Records follow. Select each line holding "triangle".

> [MATERIALS PROVIDED]
┌──
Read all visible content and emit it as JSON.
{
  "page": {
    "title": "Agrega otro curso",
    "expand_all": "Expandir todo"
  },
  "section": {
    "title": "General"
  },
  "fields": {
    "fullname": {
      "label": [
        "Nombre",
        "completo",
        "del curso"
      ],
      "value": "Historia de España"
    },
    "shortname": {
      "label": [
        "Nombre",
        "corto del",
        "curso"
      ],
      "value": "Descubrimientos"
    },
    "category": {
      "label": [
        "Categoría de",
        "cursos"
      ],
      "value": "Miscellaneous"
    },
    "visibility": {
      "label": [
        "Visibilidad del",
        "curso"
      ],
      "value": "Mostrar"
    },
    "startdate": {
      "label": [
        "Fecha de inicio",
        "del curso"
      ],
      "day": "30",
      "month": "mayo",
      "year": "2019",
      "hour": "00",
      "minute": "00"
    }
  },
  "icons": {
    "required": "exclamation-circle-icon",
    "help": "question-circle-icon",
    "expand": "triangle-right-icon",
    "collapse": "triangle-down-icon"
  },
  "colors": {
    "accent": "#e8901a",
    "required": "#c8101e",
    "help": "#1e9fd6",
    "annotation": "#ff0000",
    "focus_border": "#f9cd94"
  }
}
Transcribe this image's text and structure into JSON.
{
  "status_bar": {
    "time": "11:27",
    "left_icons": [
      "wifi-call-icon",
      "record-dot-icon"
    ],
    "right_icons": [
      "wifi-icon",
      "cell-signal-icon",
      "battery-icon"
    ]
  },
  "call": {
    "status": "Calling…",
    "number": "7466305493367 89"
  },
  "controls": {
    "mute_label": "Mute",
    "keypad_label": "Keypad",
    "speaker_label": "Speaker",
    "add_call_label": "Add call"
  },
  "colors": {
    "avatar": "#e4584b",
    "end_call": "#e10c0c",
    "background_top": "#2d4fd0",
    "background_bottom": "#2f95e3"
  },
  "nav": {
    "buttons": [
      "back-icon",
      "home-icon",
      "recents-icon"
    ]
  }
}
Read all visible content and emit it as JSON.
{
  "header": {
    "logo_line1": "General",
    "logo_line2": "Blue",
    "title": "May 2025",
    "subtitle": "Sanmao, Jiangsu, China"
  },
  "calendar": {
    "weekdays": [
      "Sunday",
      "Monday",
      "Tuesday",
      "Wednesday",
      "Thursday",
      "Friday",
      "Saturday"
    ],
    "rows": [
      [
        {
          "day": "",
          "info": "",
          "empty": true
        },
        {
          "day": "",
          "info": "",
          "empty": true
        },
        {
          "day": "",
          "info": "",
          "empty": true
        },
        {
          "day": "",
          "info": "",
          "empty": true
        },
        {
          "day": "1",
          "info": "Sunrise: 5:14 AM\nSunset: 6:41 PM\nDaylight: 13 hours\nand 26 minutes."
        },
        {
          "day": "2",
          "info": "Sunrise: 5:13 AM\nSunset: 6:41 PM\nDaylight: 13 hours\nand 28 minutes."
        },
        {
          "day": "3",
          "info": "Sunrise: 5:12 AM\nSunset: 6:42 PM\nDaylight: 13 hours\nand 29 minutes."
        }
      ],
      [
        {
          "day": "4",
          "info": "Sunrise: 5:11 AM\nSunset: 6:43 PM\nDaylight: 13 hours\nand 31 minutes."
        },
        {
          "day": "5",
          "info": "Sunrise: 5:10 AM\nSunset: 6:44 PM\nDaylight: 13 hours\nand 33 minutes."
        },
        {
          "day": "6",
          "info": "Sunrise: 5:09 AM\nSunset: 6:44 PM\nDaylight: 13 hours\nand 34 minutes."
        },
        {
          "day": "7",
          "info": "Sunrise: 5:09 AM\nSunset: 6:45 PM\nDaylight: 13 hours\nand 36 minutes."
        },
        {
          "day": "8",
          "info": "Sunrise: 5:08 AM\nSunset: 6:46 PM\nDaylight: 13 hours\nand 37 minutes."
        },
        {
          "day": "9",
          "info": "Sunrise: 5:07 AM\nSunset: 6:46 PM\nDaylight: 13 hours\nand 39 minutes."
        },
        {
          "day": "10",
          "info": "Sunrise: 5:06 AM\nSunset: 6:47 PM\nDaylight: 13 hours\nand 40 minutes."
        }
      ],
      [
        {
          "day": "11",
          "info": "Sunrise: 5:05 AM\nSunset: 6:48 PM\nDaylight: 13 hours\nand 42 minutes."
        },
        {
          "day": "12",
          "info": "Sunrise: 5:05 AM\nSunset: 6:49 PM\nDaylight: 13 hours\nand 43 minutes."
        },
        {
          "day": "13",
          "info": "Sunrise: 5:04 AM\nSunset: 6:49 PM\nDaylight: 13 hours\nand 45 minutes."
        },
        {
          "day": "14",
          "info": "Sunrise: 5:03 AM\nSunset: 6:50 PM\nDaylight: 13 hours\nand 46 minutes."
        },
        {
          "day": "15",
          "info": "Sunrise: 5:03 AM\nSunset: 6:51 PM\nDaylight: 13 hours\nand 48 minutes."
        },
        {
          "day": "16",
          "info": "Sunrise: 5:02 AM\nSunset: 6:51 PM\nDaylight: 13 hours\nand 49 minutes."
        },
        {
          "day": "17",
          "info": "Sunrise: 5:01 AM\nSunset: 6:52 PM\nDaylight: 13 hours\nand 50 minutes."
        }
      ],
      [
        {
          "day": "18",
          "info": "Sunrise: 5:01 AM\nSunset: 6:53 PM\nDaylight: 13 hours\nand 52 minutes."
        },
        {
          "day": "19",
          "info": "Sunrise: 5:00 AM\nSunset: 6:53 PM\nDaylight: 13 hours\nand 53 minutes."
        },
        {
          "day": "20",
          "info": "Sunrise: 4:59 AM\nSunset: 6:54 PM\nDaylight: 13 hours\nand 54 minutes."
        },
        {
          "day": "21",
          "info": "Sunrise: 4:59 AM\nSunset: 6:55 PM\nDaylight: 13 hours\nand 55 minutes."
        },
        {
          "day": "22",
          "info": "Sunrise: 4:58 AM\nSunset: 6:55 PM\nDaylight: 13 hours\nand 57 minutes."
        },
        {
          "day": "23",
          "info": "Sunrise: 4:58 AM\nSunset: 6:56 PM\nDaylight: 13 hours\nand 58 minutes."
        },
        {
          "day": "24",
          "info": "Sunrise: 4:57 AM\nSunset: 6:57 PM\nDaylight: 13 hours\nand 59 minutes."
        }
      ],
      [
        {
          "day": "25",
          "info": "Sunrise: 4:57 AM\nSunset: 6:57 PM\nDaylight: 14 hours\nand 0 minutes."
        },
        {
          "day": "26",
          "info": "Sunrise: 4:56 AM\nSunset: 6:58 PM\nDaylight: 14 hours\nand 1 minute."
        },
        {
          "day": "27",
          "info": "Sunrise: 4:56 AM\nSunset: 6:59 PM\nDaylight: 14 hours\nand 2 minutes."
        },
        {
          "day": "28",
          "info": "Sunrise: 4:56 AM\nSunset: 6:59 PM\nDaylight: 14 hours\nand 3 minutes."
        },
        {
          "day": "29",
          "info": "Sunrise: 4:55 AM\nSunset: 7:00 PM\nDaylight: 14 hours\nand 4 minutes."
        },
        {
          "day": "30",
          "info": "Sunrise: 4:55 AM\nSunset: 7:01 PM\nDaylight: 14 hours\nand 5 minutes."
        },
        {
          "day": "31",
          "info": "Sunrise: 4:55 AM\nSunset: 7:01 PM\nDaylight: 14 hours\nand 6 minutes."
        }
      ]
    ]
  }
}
└──
> [FULL OUTPUT]
    "expand": "triangle-right-icon",
    "collapse": "triangle-down-icon"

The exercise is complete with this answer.